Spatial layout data
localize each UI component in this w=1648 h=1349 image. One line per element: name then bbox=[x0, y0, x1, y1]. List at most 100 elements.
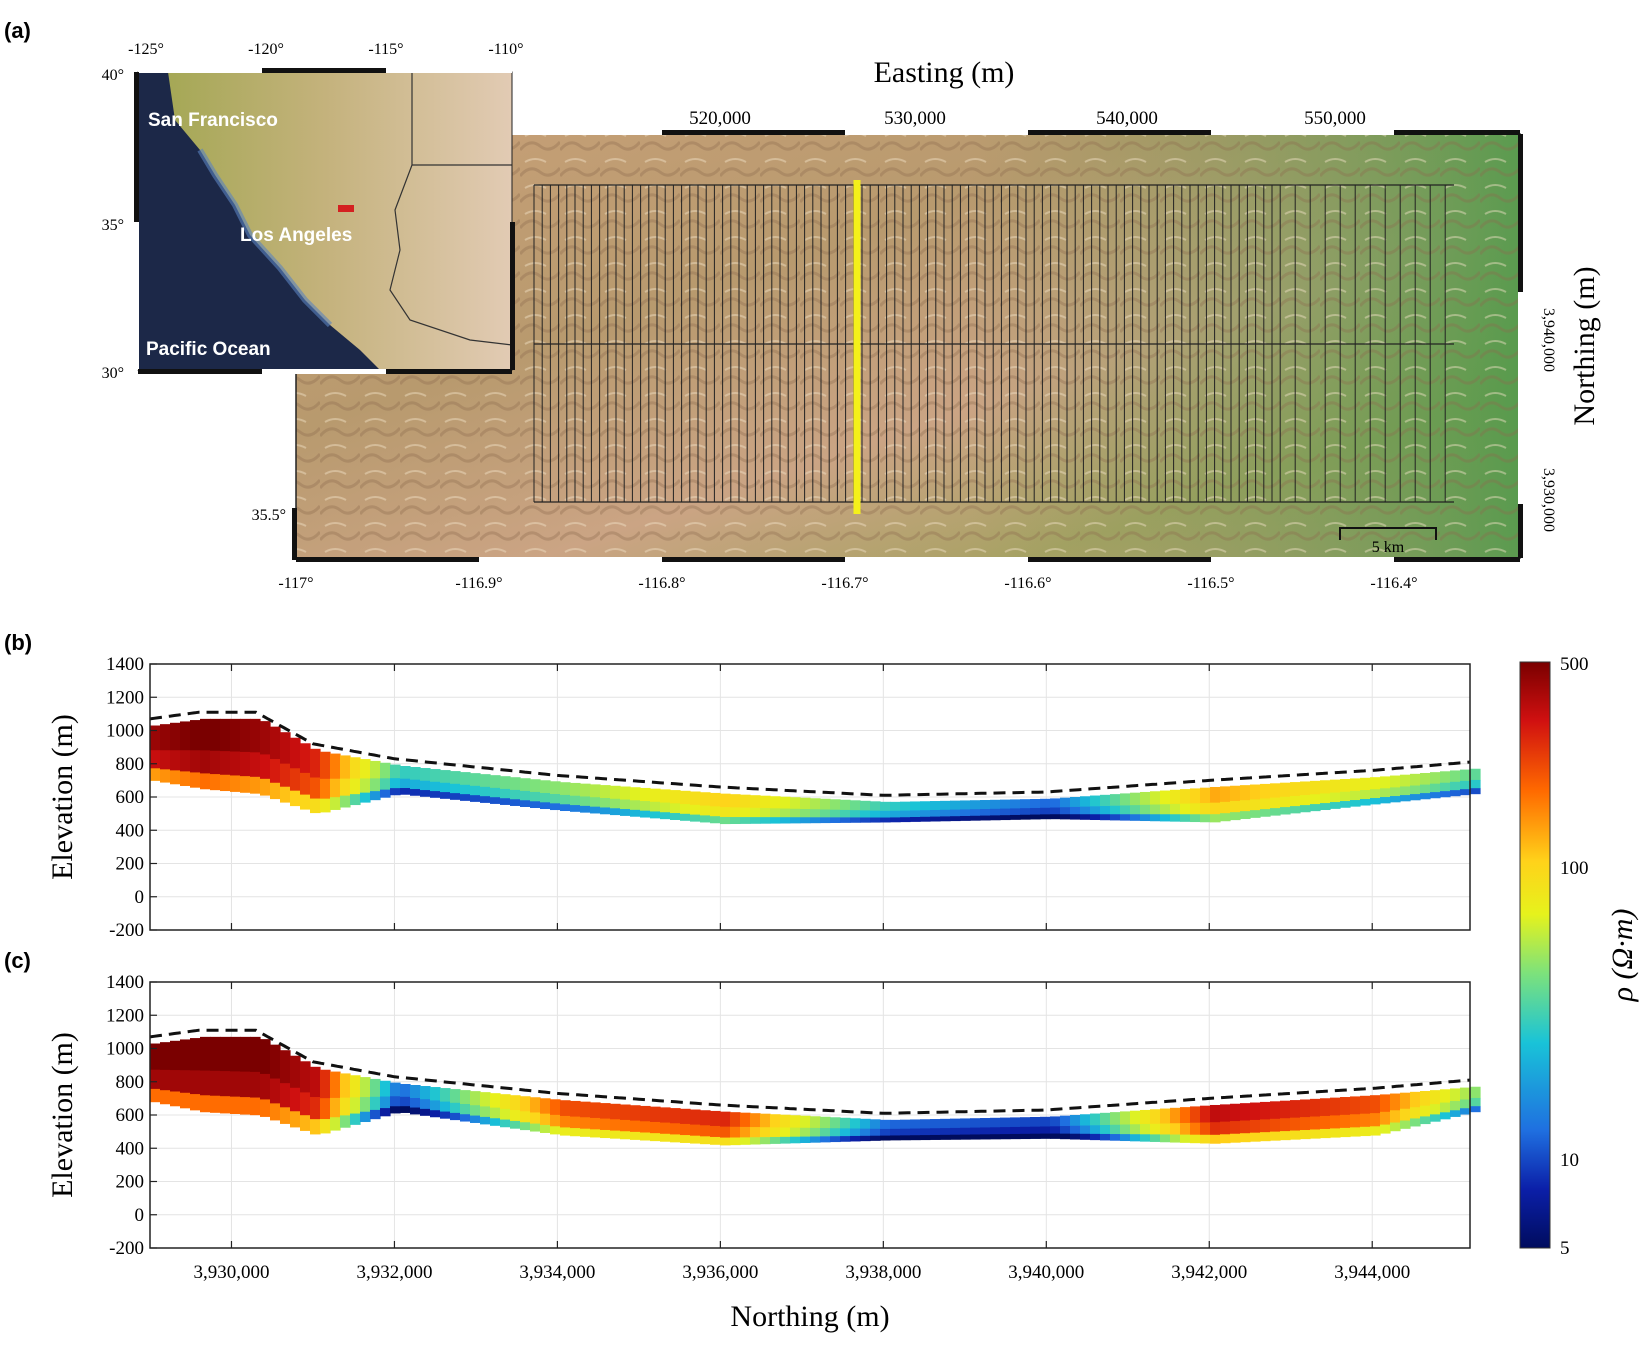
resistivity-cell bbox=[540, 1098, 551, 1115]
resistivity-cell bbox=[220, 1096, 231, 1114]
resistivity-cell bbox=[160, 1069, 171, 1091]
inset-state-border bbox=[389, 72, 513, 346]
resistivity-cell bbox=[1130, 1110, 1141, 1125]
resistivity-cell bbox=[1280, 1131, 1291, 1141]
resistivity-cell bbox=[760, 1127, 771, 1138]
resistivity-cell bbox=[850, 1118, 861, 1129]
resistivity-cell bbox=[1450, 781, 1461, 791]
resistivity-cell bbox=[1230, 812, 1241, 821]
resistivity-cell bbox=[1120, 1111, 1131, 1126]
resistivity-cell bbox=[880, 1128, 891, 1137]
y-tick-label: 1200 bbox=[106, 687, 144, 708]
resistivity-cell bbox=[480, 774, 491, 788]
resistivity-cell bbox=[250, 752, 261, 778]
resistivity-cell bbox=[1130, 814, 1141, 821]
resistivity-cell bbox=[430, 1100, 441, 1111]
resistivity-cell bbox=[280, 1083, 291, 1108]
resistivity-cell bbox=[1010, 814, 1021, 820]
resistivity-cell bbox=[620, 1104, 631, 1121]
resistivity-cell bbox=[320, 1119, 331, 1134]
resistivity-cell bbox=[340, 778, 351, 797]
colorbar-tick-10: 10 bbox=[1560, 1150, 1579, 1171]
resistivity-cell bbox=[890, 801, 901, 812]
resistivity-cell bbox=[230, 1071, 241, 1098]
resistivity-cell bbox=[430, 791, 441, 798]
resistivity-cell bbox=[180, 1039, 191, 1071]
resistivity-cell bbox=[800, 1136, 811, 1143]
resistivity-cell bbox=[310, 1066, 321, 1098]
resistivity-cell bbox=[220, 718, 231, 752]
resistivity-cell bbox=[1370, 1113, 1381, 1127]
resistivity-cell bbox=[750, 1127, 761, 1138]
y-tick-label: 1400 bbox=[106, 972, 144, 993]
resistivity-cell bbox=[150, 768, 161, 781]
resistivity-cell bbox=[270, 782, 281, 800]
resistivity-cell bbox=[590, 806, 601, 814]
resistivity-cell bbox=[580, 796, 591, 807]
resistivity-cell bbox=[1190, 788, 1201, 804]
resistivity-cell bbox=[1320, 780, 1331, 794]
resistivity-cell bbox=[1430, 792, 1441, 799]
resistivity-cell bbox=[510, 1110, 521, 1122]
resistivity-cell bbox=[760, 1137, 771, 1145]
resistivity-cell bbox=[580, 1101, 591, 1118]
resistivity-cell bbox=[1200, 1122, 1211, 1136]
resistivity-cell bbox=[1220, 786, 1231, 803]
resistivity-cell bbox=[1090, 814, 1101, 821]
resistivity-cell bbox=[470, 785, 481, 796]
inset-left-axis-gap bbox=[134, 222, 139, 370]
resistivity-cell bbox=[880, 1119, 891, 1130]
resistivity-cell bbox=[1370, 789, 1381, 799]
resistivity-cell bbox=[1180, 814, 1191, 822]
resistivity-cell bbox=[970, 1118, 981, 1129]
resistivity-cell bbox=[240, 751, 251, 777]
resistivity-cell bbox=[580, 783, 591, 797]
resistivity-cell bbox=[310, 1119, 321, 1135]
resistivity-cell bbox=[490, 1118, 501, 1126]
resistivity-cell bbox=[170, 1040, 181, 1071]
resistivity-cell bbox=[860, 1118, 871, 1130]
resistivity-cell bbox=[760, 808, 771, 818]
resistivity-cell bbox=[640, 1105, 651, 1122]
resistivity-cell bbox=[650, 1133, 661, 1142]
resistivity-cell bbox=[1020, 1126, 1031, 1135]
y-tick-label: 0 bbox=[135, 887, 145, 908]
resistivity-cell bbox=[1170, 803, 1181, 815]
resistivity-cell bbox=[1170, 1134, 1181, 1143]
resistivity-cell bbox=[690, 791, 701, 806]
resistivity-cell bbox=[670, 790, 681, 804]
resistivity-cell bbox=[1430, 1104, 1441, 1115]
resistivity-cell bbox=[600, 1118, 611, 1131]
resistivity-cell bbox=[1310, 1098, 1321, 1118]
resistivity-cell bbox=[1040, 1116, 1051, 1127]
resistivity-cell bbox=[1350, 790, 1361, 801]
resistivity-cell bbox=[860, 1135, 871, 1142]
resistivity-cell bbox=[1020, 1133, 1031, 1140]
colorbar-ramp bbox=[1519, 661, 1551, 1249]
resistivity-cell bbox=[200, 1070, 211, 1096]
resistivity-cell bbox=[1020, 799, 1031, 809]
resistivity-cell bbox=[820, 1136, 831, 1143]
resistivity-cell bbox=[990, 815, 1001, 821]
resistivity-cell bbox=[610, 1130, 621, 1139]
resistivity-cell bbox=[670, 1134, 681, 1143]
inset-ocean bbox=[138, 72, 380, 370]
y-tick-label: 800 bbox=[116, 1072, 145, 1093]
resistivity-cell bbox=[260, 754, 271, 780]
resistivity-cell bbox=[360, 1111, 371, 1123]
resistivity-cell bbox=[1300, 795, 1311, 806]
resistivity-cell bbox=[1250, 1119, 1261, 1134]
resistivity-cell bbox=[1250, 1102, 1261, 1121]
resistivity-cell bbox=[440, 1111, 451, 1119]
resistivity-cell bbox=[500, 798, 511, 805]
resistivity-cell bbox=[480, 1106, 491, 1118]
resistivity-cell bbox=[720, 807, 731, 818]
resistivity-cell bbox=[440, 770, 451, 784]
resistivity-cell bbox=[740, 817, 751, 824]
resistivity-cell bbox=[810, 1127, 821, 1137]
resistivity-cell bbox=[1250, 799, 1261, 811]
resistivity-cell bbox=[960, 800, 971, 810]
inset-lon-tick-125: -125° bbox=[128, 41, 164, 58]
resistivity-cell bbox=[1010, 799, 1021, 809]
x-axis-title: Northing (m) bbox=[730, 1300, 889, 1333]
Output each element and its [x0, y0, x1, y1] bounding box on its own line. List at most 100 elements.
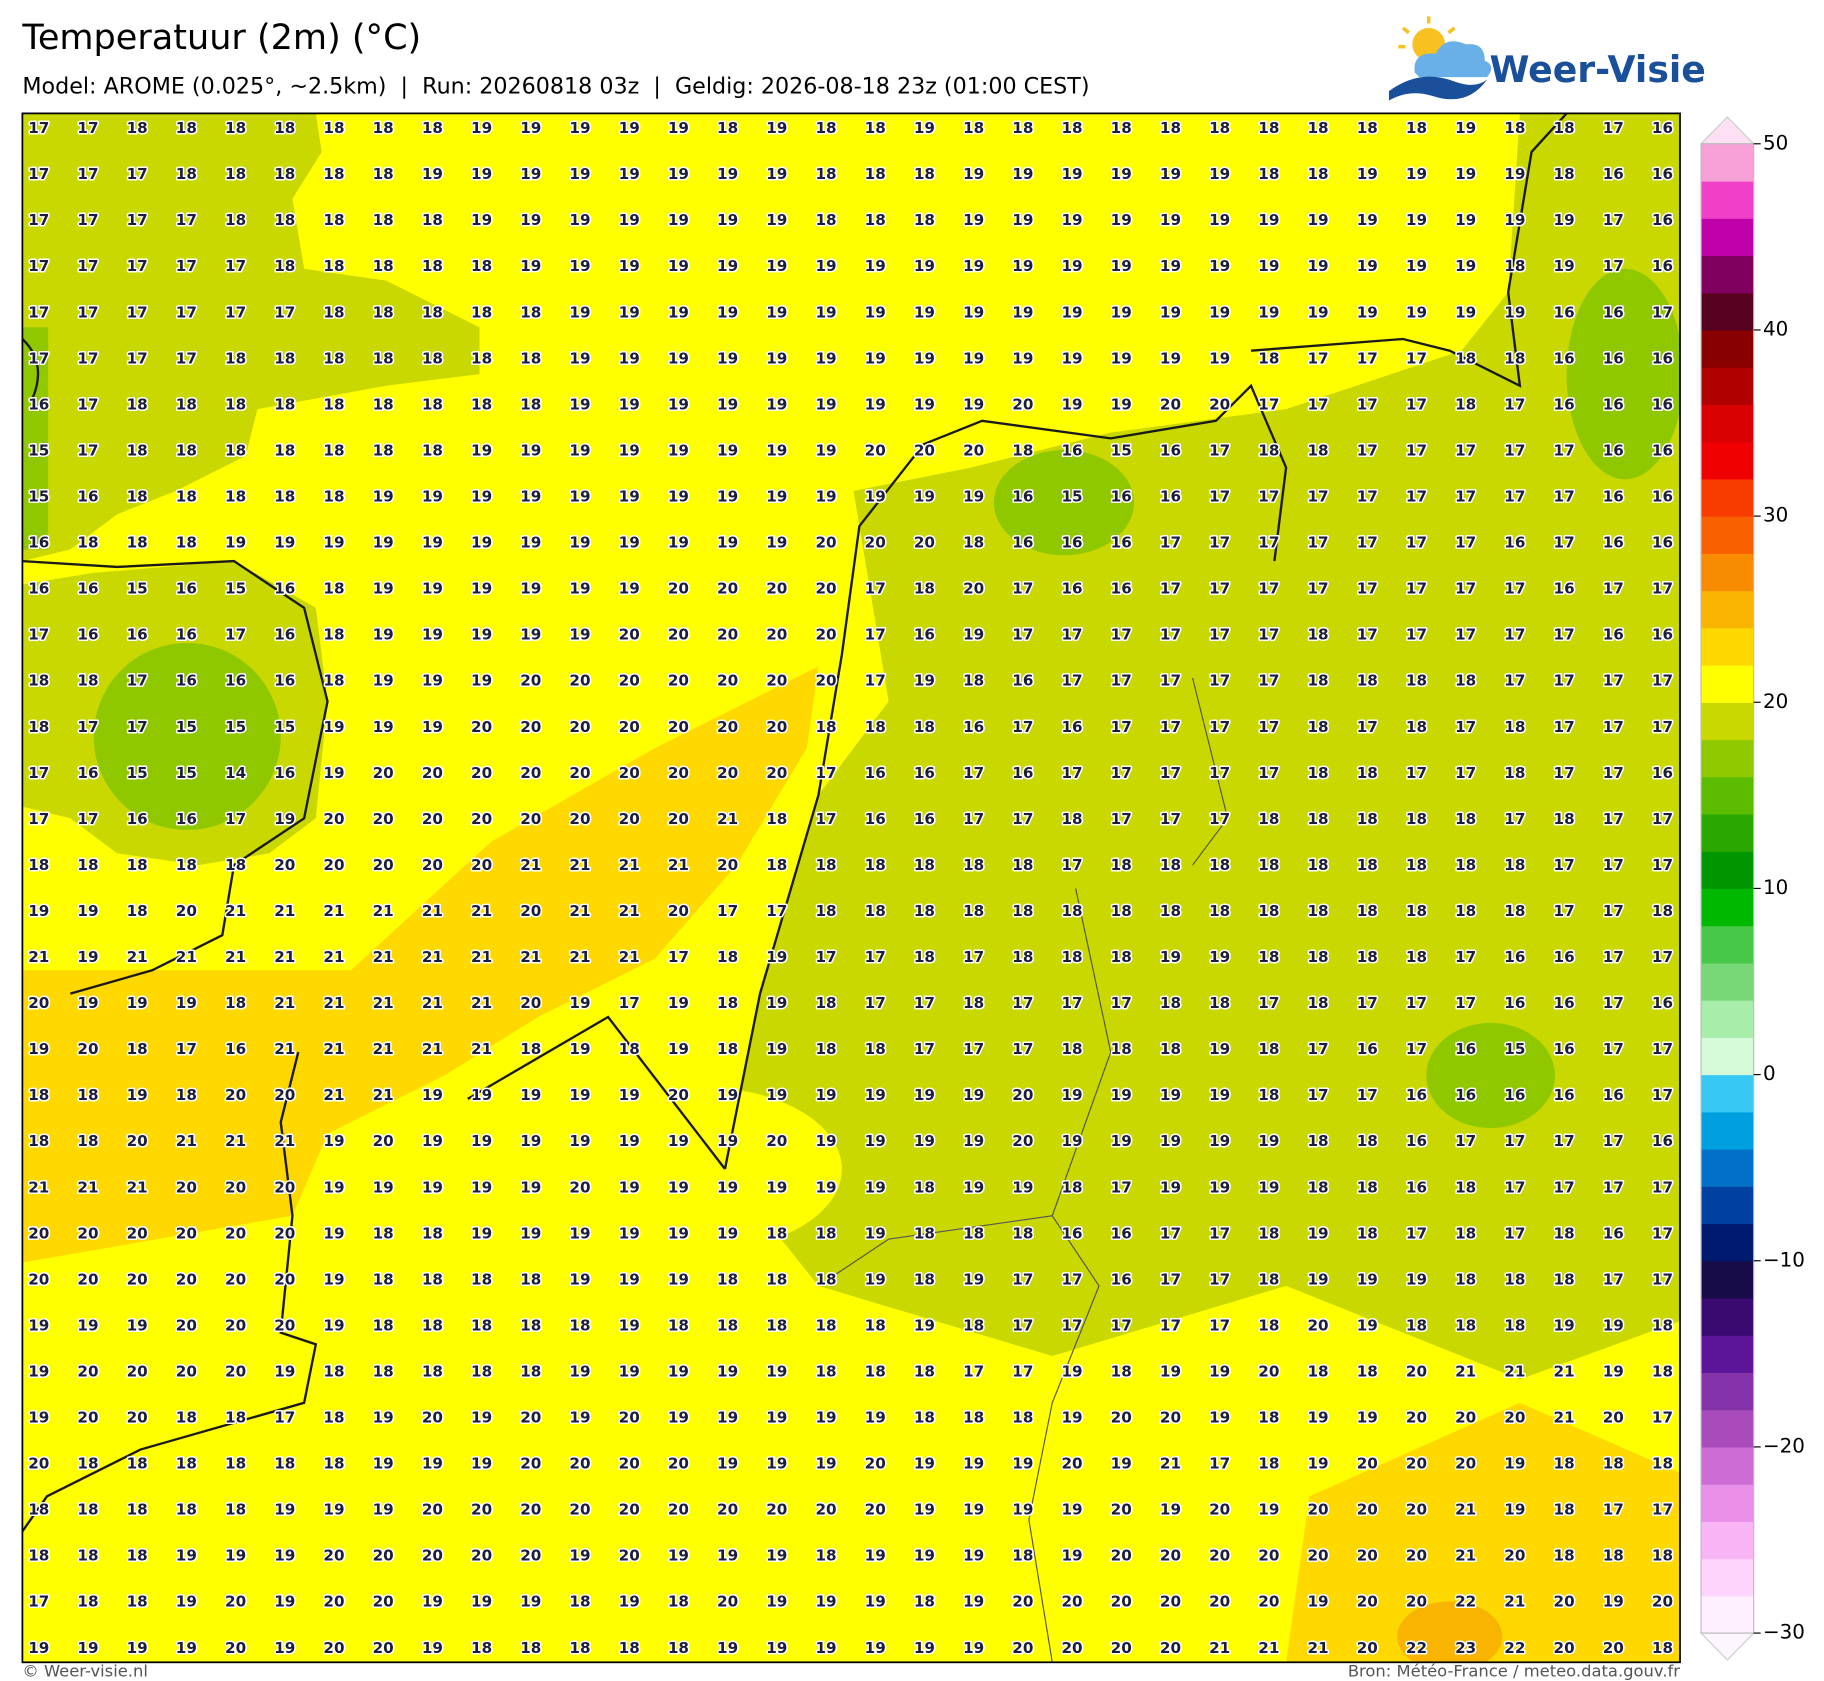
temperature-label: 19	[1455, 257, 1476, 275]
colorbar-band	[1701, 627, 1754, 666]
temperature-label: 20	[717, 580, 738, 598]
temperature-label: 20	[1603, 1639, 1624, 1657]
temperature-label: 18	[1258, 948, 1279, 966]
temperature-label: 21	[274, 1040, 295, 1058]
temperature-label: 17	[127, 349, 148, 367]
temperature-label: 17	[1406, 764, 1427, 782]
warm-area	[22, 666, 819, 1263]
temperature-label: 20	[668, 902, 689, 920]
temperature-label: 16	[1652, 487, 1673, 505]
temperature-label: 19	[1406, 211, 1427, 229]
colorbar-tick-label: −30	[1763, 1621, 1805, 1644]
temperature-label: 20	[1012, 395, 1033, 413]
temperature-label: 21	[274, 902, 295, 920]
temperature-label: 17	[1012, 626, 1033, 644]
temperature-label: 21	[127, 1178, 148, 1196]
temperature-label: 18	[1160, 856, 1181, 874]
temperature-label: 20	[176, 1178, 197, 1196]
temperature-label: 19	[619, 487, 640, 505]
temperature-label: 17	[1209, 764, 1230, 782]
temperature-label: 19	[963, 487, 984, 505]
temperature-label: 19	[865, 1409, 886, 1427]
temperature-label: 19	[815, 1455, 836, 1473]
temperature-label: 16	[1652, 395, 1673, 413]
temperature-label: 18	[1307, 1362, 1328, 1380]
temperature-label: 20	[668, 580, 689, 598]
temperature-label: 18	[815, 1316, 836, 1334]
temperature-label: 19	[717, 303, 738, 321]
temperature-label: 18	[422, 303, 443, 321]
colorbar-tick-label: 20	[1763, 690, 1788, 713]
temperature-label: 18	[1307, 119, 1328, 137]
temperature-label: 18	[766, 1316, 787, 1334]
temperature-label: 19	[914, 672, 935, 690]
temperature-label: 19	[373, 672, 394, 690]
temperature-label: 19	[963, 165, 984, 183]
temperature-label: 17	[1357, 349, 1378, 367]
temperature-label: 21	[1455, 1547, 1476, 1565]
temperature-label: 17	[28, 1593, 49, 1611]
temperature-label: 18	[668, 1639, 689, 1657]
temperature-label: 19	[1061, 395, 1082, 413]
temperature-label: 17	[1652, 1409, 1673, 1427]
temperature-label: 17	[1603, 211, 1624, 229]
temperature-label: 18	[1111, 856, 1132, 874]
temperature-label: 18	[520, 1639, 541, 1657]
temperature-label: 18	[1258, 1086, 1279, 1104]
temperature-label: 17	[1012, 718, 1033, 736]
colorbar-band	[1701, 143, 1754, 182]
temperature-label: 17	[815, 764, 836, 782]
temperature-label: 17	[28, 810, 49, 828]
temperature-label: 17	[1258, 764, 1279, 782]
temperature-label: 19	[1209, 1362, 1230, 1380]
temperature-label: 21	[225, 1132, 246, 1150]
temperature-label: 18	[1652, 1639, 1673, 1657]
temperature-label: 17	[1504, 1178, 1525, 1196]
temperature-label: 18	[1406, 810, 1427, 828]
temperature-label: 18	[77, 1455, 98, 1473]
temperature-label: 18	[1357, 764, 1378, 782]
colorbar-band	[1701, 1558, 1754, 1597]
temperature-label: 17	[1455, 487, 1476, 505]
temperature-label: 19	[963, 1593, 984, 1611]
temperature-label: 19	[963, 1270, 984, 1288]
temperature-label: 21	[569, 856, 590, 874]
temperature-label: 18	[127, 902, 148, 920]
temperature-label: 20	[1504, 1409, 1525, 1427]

Task brief
Give the lines from the one containing "resistivity-cell bbox=[540, 1098, 551, 1115]" through the one containing "resistivity-cell bbox=[1370, 1113, 1381, 1127]" as a numbered list, leaving out any blank lines.

Response
1. resistivity-cell bbox=[540, 1098, 551, 1115]
2. resistivity-cell bbox=[220, 1096, 231, 1114]
3. resistivity-cell bbox=[160, 1069, 171, 1091]
4. inset-state-border bbox=[389, 72, 513, 346]
5. resistivity-cell bbox=[1130, 1110, 1141, 1125]
6. resistivity-cell bbox=[1280, 1131, 1291, 1141]
7. resistivity-cell bbox=[760, 1127, 771, 1138]
8. resistivity-cell bbox=[850, 1118, 861, 1129]
9. resistivity-cell bbox=[1450, 781, 1461, 791]
10. resistivity-cell bbox=[1230, 812, 1241, 821]
11. resistivity-cell bbox=[1120, 1111, 1131, 1126]
12. resistivity-cell bbox=[880, 1128, 891, 1137]
13. y-tick-label: 1200 bbox=[106, 687, 144, 708]
14. resistivity-cell bbox=[480, 774, 491, 788]
15. resistivity-cell bbox=[250, 752, 261, 778]
16. resistivity-cell bbox=[1130, 814, 1141, 821]
17. resistivity-cell bbox=[430, 1100, 441, 1111]
18. resistivity-cell bbox=[280, 1083, 291, 1108]
19. resistivity-cell bbox=[1010, 814, 1021, 820]
20. resistivity-cell bbox=[620, 1104, 631, 1121]
21. resistivity-cell bbox=[320, 1119, 331, 1134]
22. resistivity-cell bbox=[340, 778, 351, 797]
23. colorbar-tick-10: 10 bbox=[1560, 1150, 1579, 1171]
24. resistivity-cell bbox=[890, 801, 901, 812]
25. resistivity-cell bbox=[230, 1071, 241, 1098]
26. resistivity-cell bbox=[430, 791, 441, 798]
27. resistivity-cell bbox=[180, 1039, 191, 1071]
28. resistivity-cell bbox=[800, 1136, 811, 1143]
29. resistivity-cell bbox=[310, 1066, 321, 1098]
30. resistivity-cell bbox=[220, 718, 231, 752]
31. resistivity-cell bbox=[1370, 1113, 1381, 1127]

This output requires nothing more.